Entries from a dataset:
↓

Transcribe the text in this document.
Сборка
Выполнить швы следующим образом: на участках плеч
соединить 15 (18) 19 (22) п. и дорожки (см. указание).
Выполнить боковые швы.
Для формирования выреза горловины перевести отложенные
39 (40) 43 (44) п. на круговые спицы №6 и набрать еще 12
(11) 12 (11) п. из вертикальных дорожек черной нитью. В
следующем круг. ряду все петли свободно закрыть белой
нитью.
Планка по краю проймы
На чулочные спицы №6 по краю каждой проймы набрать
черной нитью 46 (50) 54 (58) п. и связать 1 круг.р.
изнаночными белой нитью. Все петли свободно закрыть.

↑

- _Your objective_
List all lines above in which the string "проймы" appears.

- _Result for this exercise_
Планка по краю проймы
На чулочные спицы №6 по краю каждой проймы набрать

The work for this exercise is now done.